## Exercise description:
Find the number of lines below in which the word "emit" appears, and write that number only.

[Data entries for graphics]
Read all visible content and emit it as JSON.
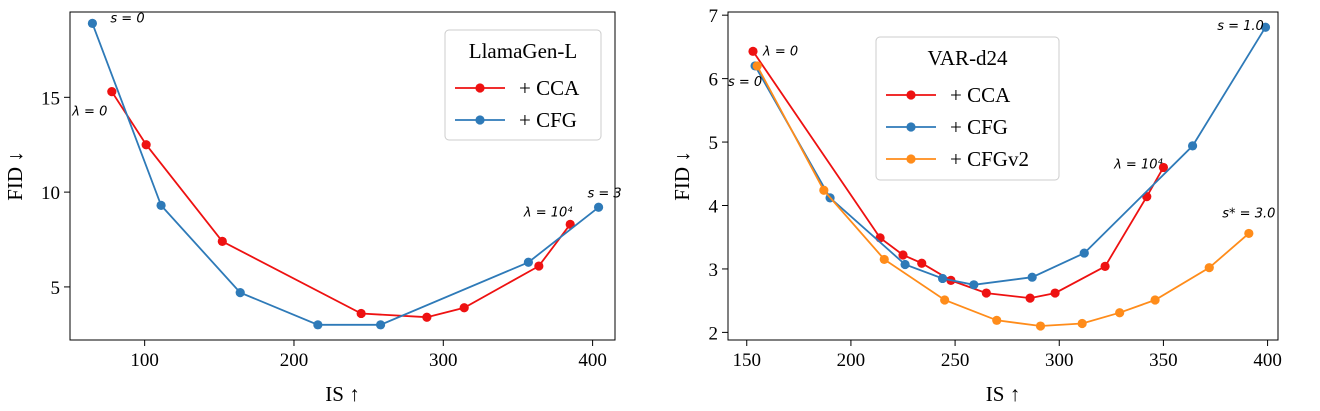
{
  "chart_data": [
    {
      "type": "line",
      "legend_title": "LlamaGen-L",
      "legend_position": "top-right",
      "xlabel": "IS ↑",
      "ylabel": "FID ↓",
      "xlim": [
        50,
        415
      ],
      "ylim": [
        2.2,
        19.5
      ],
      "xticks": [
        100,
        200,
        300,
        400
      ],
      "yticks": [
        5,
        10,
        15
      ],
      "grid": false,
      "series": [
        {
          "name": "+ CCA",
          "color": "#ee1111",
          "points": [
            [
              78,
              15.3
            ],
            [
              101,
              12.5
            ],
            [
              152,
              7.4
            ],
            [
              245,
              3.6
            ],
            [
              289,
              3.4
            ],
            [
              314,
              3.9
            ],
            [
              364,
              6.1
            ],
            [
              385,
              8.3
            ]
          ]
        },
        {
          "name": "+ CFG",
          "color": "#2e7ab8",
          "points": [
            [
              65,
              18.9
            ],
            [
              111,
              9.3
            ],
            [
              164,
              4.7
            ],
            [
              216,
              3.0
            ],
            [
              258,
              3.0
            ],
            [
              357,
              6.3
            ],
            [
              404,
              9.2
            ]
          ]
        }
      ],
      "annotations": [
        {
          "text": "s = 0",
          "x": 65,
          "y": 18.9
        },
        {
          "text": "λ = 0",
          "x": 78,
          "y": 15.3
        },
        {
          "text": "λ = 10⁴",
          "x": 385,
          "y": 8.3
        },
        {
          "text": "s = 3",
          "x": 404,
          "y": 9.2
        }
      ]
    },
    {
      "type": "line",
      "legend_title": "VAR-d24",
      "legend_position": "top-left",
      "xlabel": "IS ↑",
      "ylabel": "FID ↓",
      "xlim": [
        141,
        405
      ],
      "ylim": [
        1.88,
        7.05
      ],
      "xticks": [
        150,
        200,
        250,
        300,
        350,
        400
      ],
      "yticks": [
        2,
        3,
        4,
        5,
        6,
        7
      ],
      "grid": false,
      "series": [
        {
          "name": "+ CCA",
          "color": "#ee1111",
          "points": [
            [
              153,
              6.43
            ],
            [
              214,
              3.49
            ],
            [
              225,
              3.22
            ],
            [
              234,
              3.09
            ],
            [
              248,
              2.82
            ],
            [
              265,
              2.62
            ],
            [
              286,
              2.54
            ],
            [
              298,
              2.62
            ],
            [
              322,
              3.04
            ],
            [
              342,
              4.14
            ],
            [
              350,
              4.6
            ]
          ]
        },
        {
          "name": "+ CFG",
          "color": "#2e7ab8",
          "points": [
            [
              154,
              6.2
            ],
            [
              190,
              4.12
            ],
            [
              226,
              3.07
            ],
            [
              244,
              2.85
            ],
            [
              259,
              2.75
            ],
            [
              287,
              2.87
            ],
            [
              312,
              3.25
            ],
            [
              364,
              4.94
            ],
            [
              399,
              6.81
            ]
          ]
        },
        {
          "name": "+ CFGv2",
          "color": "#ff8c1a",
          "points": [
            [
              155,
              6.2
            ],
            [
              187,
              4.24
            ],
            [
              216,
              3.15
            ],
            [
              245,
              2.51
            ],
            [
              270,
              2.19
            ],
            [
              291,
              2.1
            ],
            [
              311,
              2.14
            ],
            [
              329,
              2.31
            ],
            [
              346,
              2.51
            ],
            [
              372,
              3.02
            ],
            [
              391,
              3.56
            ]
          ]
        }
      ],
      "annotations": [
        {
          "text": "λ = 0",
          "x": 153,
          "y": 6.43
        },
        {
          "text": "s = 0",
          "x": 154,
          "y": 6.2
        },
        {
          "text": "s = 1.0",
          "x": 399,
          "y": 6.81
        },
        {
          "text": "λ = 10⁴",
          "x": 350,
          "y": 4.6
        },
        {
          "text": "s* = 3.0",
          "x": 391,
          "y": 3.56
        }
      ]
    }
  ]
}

* * *

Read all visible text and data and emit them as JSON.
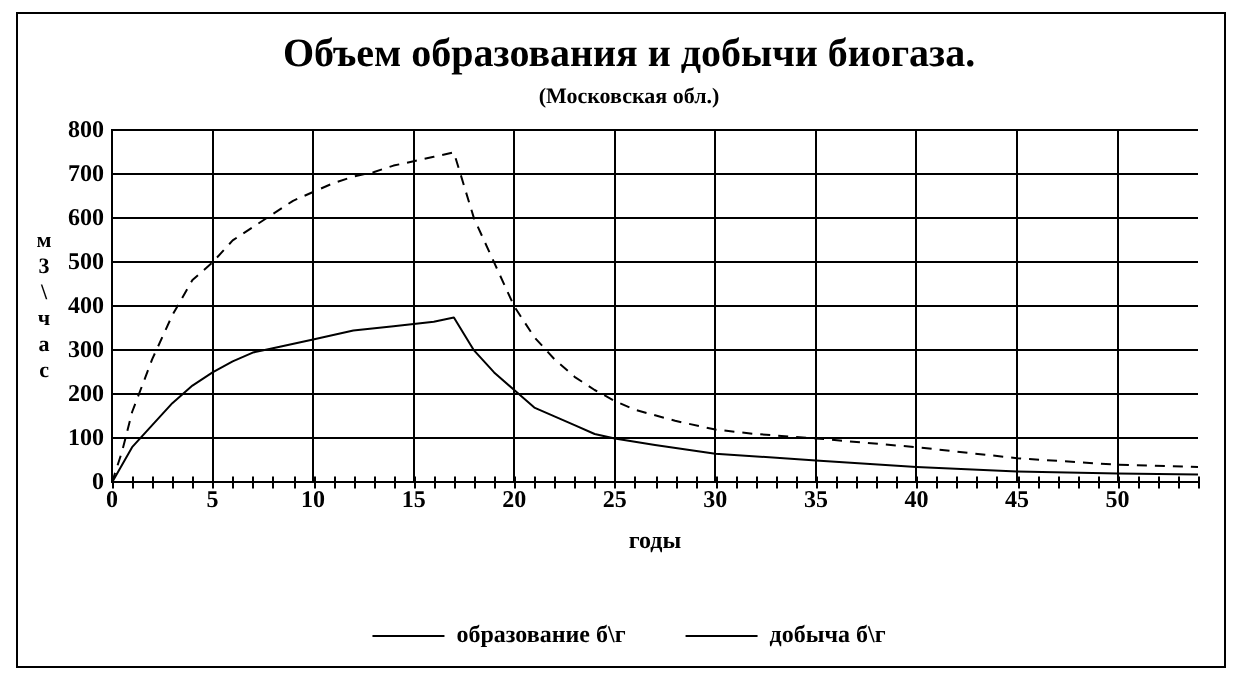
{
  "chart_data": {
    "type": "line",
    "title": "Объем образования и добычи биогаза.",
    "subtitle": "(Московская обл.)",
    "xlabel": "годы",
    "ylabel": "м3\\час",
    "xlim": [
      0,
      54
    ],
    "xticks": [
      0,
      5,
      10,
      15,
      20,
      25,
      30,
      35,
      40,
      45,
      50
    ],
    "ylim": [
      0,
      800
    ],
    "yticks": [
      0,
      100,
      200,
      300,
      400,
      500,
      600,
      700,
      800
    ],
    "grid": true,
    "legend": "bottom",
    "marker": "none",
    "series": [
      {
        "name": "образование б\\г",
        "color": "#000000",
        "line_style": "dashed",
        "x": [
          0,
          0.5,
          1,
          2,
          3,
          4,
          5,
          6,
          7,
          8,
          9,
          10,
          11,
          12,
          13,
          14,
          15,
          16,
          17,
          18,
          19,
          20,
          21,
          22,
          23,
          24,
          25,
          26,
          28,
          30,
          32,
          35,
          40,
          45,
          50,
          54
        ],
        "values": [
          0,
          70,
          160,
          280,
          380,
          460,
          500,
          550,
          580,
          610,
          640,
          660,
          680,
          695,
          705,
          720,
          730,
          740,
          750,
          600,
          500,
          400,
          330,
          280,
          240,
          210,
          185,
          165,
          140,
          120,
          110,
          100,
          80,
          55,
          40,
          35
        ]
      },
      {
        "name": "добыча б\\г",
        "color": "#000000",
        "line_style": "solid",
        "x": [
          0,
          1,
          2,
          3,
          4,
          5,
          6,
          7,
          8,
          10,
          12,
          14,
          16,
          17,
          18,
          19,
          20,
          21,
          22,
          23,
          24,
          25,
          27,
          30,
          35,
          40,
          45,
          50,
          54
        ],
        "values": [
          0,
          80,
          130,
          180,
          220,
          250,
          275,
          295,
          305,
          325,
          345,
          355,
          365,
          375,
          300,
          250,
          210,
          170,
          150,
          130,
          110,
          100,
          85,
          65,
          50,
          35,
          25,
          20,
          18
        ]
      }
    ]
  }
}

## Exercise result:
2